> **Extracted records**

━━━━━━━━━━

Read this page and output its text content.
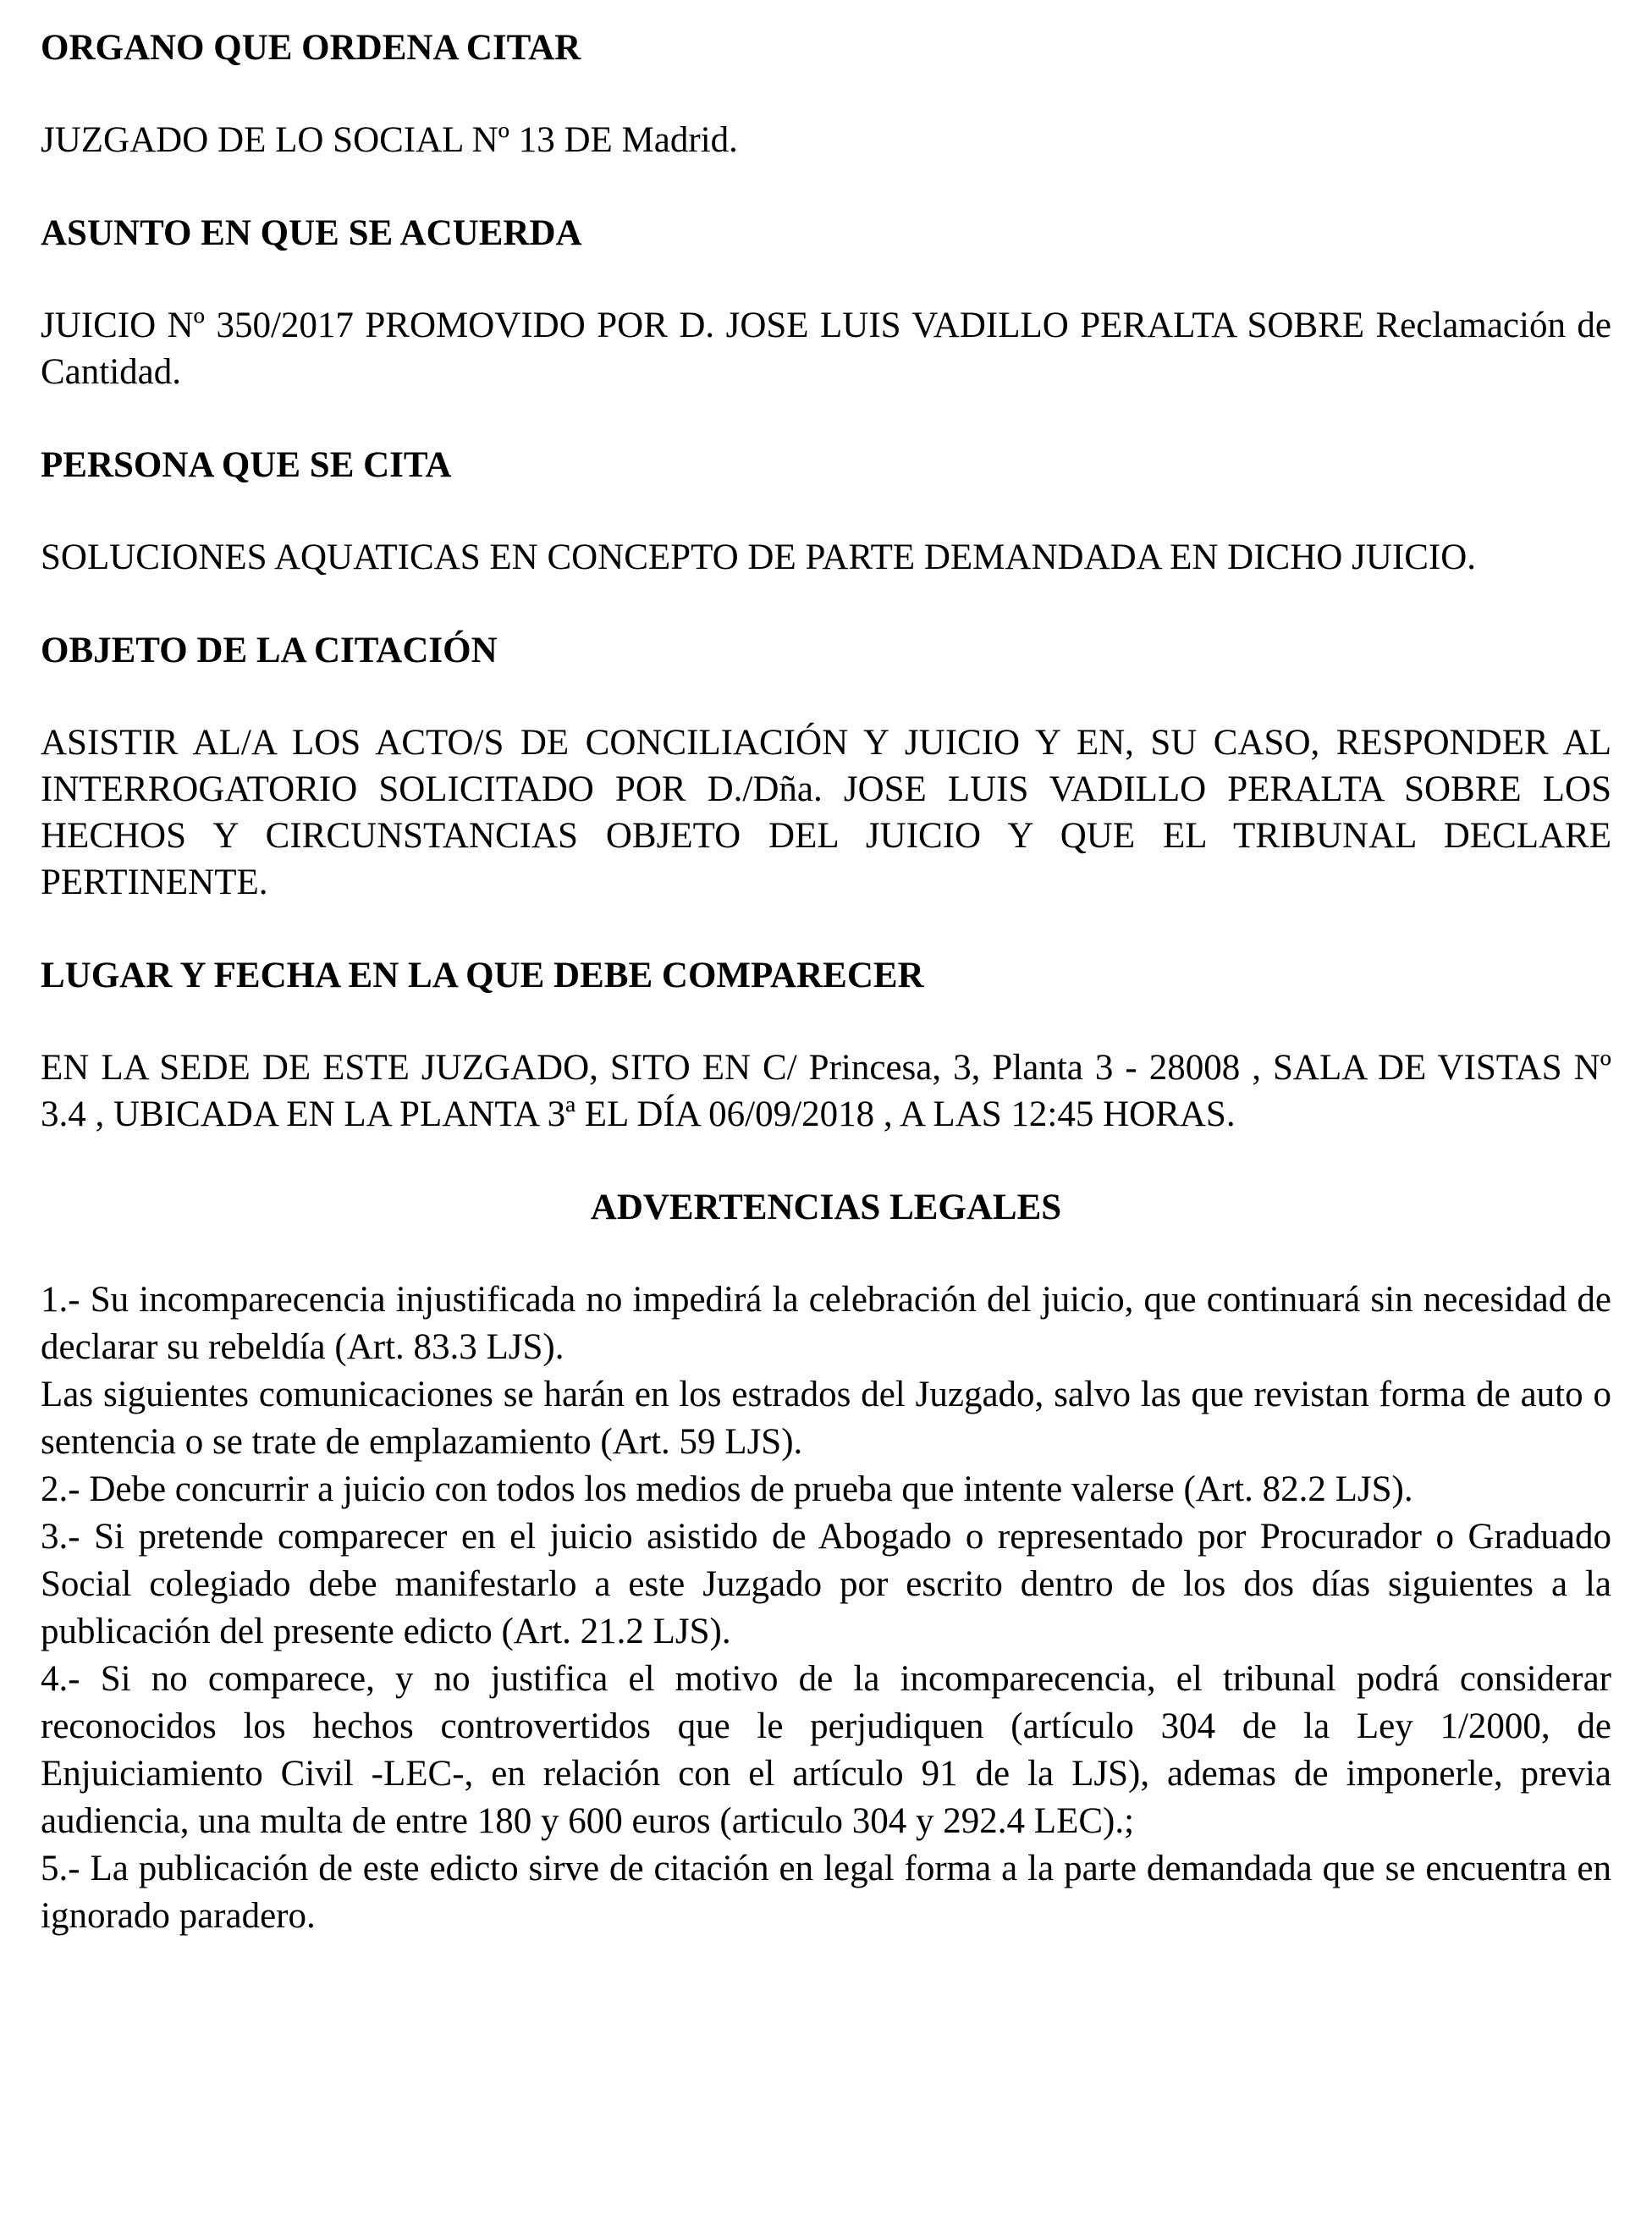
ORGANO QUE ORDENA CITAR

JUZGADO DE LO SOCIAL Nº 13 DE Madrid.

ASUNTO EN QUE SE ACUERDA

JUICIO Nº 350/2017 PROMOVIDO POR D. JOSE LUIS VADILLO PERALTA SOBRE Reclamación de Cantidad.

PERSONA QUE SE CITA

SOLUCIONES AQUATICAS EN CONCEPTO DE PARTE DEMANDADA EN DICHO JUICIO.

OBJETO DE LA CITACIÓN

ASISTIR AL/A LOS ACTO/S DE CONCILIACIÓN Y JUICIO Y EN, SU CASO, RESPONDER AL INTERROGATORIO SOLICITADO POR D./Dña. JOSE LUIS VADILLO PERALTA SOBRE LOS HECHOS Y CIRCUNSTANCIAS OBJETO DEL JUICIO Y QUE EL TRIBUNAL DECLARE PERTINENTE.

LUGAR Y FECHA EN LA QUE DEBE COMPARECER

EN LA SEDE DE ESTE JUZGADO, SITO EN C/ Princesa, 3, Planta 3 - 28008 , SALA DE VISTAS Nº 3.4 , UBICADA EN LA PLANTA 3ª EL DÍA 06/09/2018 , A LAS 12:45 HORAS.

ADVERTENCIAS LEGALES

1.- Su incomparecencia injustificada no impedirá la celebración del juicio, que continuará sin necesidad de declarar su rebeldía (Art. 83.3 LJS).

Las siguientes comunicaciones se harán en los estrados del Juzgado, salvo las que revistan forma de auto o sentencia o se trate de emplazamiento (Art. 59 LJS).

2.- Debe concurrir a juicio con todos los medios de prueba que intente valerse (Art. 82.2 LJS).

3.- Si pretende comparecer en el juicio asistido de Abogado o representado por Procurador o Graduado Social colegiado debe manifestarlo a este Juzgado por escrito dentro de los dos días siguientes a la publicación del presente edicto (Art. 21.2 LJS).

4.- Si no comparece, y no justifica el motivo de la incomparecencia, el tribunal podrá considerar reconocidos los hechos controvertidos que le perjudiquen (artículo 304 de la Ley 1/2000, de Enjuiciamiento Civil -LEC-, en relación con el artículo 91 de la LJS), ademas de imponerle, previa audiencia, una multa de entre 180 y 600 euros (articulo 304 y 292.4 LEC).;

5.- La publicación de este edicto sirve de citación en legal forma a la parte demandada que se encuentra en ignorado paradero.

━━━━━━━━━━

> **Given task**
Go through the records above, find every line with the word "publicación", and list those lines.

> **Solution below**
3.- Si pretende comparecer en el juicio asistido de Abogado o representado por Procurador o Graduado Social colegiado debe manifestarlo a este Juzgado por escrito dentro de los dos días siguientes a la publicación del presente edicto (Art. 21.2 LJS).
5.- La publicación de este edicto sirve de citación en legal forma a la parte demandada que se encuentra en ignorado paradero.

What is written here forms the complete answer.